(Dataset listings of figures)
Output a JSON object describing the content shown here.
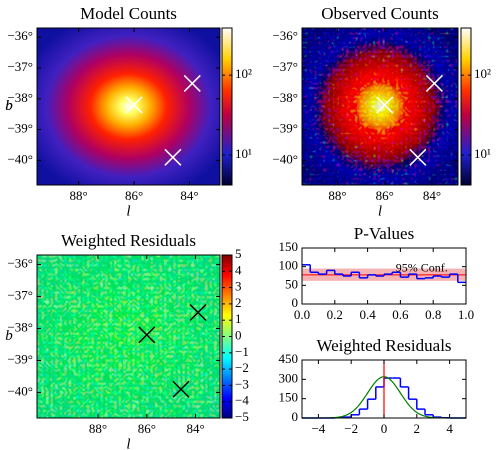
{
  "chart_data": [
    {
      "type": "heatmap",
      "title": "Model Counts",
      "xlabel": "l",
      "ylabel": "b",
      "xlim": [
        89.5,
        82.9
      ],
      "ylim": [
        -40.8,
        -35.7
      ],
      "xticks": [
        {
          "value": 88,
          "label": "88°"
        },
        {
          "value": 86,
          "label": "86°"
        },
        {
          "value": 84,
          "label": "84°"
        }
      ],
      "yticks": [
        {
          "value": -36,
          "label": "−36°"
        },
        {
          "value": -37,
          "label": "−37°"
        },
        {
          "value": -38,
          "label": "−38°"
        },
        {
          "value": -39,
          "label": "−39°"
        },
        {
          "value": -40,
          "label": "−40°"
        }
      ],
      "colormap": "heat",
      "noise": false,
      "colorbar": {
        "scale": "log",
        "lim": [
          4.2,
          390
        ],
        "ticks": [
          {
            "value": 10,
            "label": "10¹"
          },
          {
            "value": 100,
            "label": "10²"
          }
        ]
      },
      "markers": {
        "l": [
          86.0,
          83.9,
          84.6
        ],
        "b": [
          -38.2,
          -37.5,
          -39.9
        ]
      }
    },
    {
      "type": "heatmap",
      "title": "Observed Counts",
      "xlabel": "l",
      "ylabel": "b",
      "xlim": [
        89.5,
        82.9
      ],
      "ylim": [
        -40.8,
        -35.7
      ],
      "xticks": [
        {
          "value": 88,
          "label": "88°"
        },
        {
          "value": 86,
          "label": "86°"
        },
        {
          "value": 84,
          "label": "84°"
        }
      ],
      "yticks": [
        {
          "value": -36,
          "label": "−36°"
        },
        {
          "value": -37,
          "label": "−37°"
        },
        {
          "value": -38,
          "label": "−38°"
        },
        {
          "value": -39,
          "label": "−39°"
        },
        {
          "value": -40,
          "label": "−40°"
        }
      ],
      "colormap": "heat",
      "noise": true,
      "colorbar": {
        "scale": "log",
        "lim": [
          4.2,
          390
        ],
        "ticks": [
          {
            "value": 10,
            "label": "10¹"
          },
          {
            "value": 100,
            "label": "10²"
          }
        ]
      },
      "markers": {
        "l": [
          86.0,
          83.9,
          84.6
        ],
        "b": [
          -38.2,
          -37.5,
          -39.9
        ]
      }
    },
    {
      "type": "heatmap",
      "title": "Weighted Residuals",
      "xlabel": "l",
      "ylabel": "b",
      "xlim": [
        90.5,
        83.0
      ],
      "ylim": [
        -40.8,
        -35.7
      ],
      "xticks": [
        {
          "value": 88,
          "label": "88°"
        },
        {
          "value": 86,
          "label": "86°"
        },
        {
          "value": 84,
          "label": "84°"
        }
      ],
      "yticks": [
        {
          "value": -36,
          "label": "−36°"
        },
        {
          "value": -37,
          "label": "−37°"
        },
        {
          "value": -38,
          "label": "−38°"
        },
        {
          "value": -39,
          "label": "−39°"
        },
        {
          "value": -40,
          "label": "−40°"
        }
      ],
      "colormap": "jet",
      "noise": true,
      "colorbar": {
        "scale": "linear",
        "lim": [
          -5,
          5
        ],
        "ticks": [
          {
            "value": -5,
            "label": "−5"
          },
          {
            "value": -4,
            "label": "−4"
          },
          {
            "value": -3,
            "label": "−3"
          },
          {
            "value": -2,
            "label": "−2"
          },
          {
            "value": -1,
            "label": "−1"
          },
          0,
          1,
          2,
          3,
          4,
          5
        ]
      },
      "markers": {
        "l": [
          86.0,
          83.9,
          84.6
        ],
        "b": [
          -38.2,
          -37.5,
          -39.9
        ]
      }
    },
    {
      "type": "histogram",
      "title": "P-Values",
      "color": "#0000ff",
      "bins": [
        0,
        0.05,
        0.1,
        0.15,
        0.2,
        0.25,
        0.3,
        0.35,
        0.4,
        0.45,
        0.5,
        0.55,
        0.6,
        0.65,
        0.7,
        0.75,
        0.8,
        0.85,
        0.9,
        0.95,
        1.0
      ],
      "values": [
        105,
        85,
        80,
        90,
        80,
        75,
        85,
        70,
        78,
        75,
        80,
        85,
        72,
        80,
        68,
        70,
        75,
        72,
        80,
        58
      ],
      "xlim": [
        0,
        1
      ],
      "ylim": [
        0,
        150
      ],
      "xticks": [
        {
          "value": 0,
          "label": "0.0"
        },
        0.2,
        0.4,
        0.6,
        0.8,
        {
          "value": 1,
          "label": "1.0"
        }
      ],
      "yticks": [
        0,
        50,
        100,
        150
      ],
      "band": [
        62,
        95
      ],
      "band_color": "#f4a0a0",
      "expected": 78,
      "line_color": "#ff0000",
      "annotation": {
        "text": "95% Conf.",
        "x": 0.73,
        "y": 95
      }
    },
    {
      "type": "histogram",
      "title": "Weighted Residuals",
      "color": "#0000ff",
      "bins": [
        -5,
        -4.5,
        -4,
        -3.5,
        -3,
        -2.5,
        -2,
        -1.5,
        -1,
        -0.5,
        0,
        0.5,
        1,
        1.5,
        2,
        2.5,
        3,
        3.5,
        4,
        4.5,
        5
      ],
      "values": [
        0,
        0,
        0,
        0,
        2,
        7,
        25,
        69,
        146,
        241,
        310,
        310,
        241,
        146,
        69,
        25,
        7,
        2,
        0,
        0
      ],
      "xlim": [
        -5,
        5
      ],
      "ylim": [
        0,
        450
      ],
      "xticks": [
        {
          "value": -4,
          "label": "−4"
        },
        {
          "value": -2,
          "label": "−2"
        },
        0,
        2,
        4
      ],
      "yticks": [
        0,
        150,
        300,
        450
      ],
      "gaussian": {
        "amplitude": 320,
        "mean": 0,
        "sigma": 1
      },
      "gaussian_color": "#008000",
      "vline": 0,
      "line_color": "#ff0000"
    }
  ]
}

## TASK GOAL
Every record above should be written out again without change, except that the pictures are left out.

## FINAL RESULT
Output a JSON object describing the content shown here.
{
  "chart_data": [
    {
      "type": "heatmap",
      "title": "Model Counts",
      "xlabel": "l",
      "ylabel": "b",
      "xlim": [
        89.5,
        82.9
      ],
      "ylim": [
        -40.8,
        -35.7
      ],
      "xticks": [
        {
          "value": 88,
          "label": "88°"
        },
        {
          "value": 86,
          "label": "86°"
        },
        {
          "value": 84,
          "label": "84°"
        }
      ],
      "yticks": [
        {
          "value": -36,
          "label": "−36°"
        },
        {
          "value": -37,
          "label": "−37°"
        },
        {
          "value": -38,
          "label": "−38°"
        },
        {
          "value": -39,
          "label": "−39°"
        },
        {
          "value": -40,
          "label": "−40°"
        }
      ],
      "colormap": "heat",
      "noise": false,
      "colorbar": {
        "scale": "log",
        "lim": [
          4.2,
          390
        ],
        "ticks": [
          {
            "value": 10,
            "label": "10¹"
          },
          {
            "value": 100,
            "label": "10²"
          }
        ]
      },
      "markers": {
        "l": [
          86.0,
          83.9,
          84.6
        ],
        "b": [
          -38.2,
          -37.5,
          -39.9
        ]
      }
    },
    {
      "type": "heatmap",
      "title": "Observed Counts",
      "xlabel": "l",
      "ylabel": "b",
      "xlim": [
        89.5,
        82.9
      ],
      "ylim": [
        -40.8,
        -35.7
      ],
      "xticks": [
        {
          "value": 88,
          "label": "88°"
        },
        {
          "value": 86,
          "label": "86°"
        },
        {
          "value": 84,
          "label": "84°"
        }
      ],
      "yticks": [
        {
          "value": -36,
          "label": "−36°"
        },
        {
          "value": -37,
          "label": "−37°"
        },
        {
          "value": -38,
          "label": "−38°"
        },
        {
          "value": -39,
          "label": "−39°"
        },
        {
          "value": -40,
          "label": "−40°"
        }
      ],
      "colormap": "heat",
      "noise": true,
      "colorbar": {
        "scale": "log",
        "lim": [
          4.2,
          390
        ],
        "ticks": [
          {
            "value": 10,
            "label": "10¹"
          },
          {
            "value": 100,
            "label": "10²"
          }
        ]
      },
      "markers": {
        "l": [
          86.0,
          83.9,
          84.6
        ],
        "b": [
          -38.2,
          -37.5,
          -39.9
        ]
      }
    },
    {
      "type": "heatmap",
      "title": "Weighted Residuals",
      "xlabel": "l",
      "ylabel": "b",
      "xlim": [
        90.5,
        83.0
      ],
      "ylim": [
        -40.8,
        -35.7
      ],
      "xticks": [
        {
          "value": 88,
          "label": "88°"
        },
        {
          "value": 86,
          "label": "86°"
        },
        {
          "value": 84,
          "label": "84°"
        }
      ],
      "yticks": [
        {
          "value": -36,
          "label": "−36°"
        },
        {
          "value": -37,
          "label": "−37°"
        },
        {
          "value": -38,
          "label": "−38°"
        },
        {
          "value": -39,
          "label": "−39°"
        },
        {
          "value": -40,
          "label": "−40°"
        }
      ],
      "colormap": "jet",
      "noise": true,
      "colorbar": {
        "scale": "linear",
        "lim": [
          -5,
          5
        ],
        "ticks": [
          {
            "value": -5,
            "label": "−5"
          },
          {
            "value": -4,
            "label": "−4"
          },
          {
            "value": -3,
            "label": "−3"
          },
          {
            "value": -2,
            "label": "−2"
          },
          {
            "value": -1,
            "label": "−1"
          },
          0,
          1,
          2,
          3,
          4,
          5
        ]
      },
      "markers": {
        "l": [
          86.0,
          83.9,
          84.6
        ],
        "b": [
          -38.2,
          -37.5,
          -39.9
        ]
      }
    },
    {
      "type": "histogram",
      "title": "P-Values",
      "color": "#0000ff",
      "bins": [
        0,
        0.05,
        0.1,
        0.15,
        0.2,
        0.25,
        0.3,
        0.35,
        0.4,
        0.45,
        0.5,
        0.55,
        0.6,
        0.65,
        0.7,
        0.75,
        0.8,
        0.85,
        0.9,
        0.95,
        1.0
      ],
      "values": [
        105,
        85,
        80,
        90,
        80,
        75,
        85,
        70,
        78,
        75,
        80,
        85,
        72,
        80,
        68,
        70,
        75,
        72,
        80,
        58
      ],
      "xlim": [
        0,
        1
      ],
      "ylim": [
        0,
        150
      ],
      "xticks": [
        {
          "value": 0,
          "label": "0.0"
        },
        0.2,
        0.4,
        0.6,
        0.8,
        {
          "value": 1,
          "label": "1.0"
        }
      ],
      "yticks": [
        0,
        50,
        100,
        150
      ],
      "band": [
        62,
        95
      ],
      "band_color": "#f4a0a0",
      "expected": 78,
      "line_color": "#ff0000",
      "annotation": {
        "text": "95% Conf.",
        "x": 0.73,
        "y": 95
      }
    },
    {
      "type": "histogram",
      "title": "Weighted Residuals",
      "color": "#0000ff",
      "bins": [
        -5,
        -4.5,
        -4,
        -3.5,
        -3,
        -2.5,
        -2,
        -1.5,
        -1,
        -0.5,
        0,
        0.5,
        1,
        1.5,
        2,
        2.5,
        3,
        3.5,
        4,
        4.5,
        5
      ],
      "values": [
        0,
        0,
        0,
        0,
        2,
        7,
        25,
        69,
        146,
        241,
        310,
        310,
        241,
        146,
        69,
        25,
        7,
        2,
        0,
        0
      ],
      "xlim": [
        -5,
        5
      ],
      "ylim": [
        0,
        450
      ],
      "xticks": [
        {
          "value": -4,
          "label": "−4"
        },
        {
          "value": -2,
          "label": "−2"
        },
        0,
        2,
        4
      ],
      "yticks": [
        0,
        150,
        300,
        450
      ],
      "gaussian": {
        "amplitude": 320,
        "mean": 0,
        "sigma": 1
      },
      "gaussian_color": "#008000",
      "vline": 0,
      "line_color": "#ff0000"
    }
  ]
}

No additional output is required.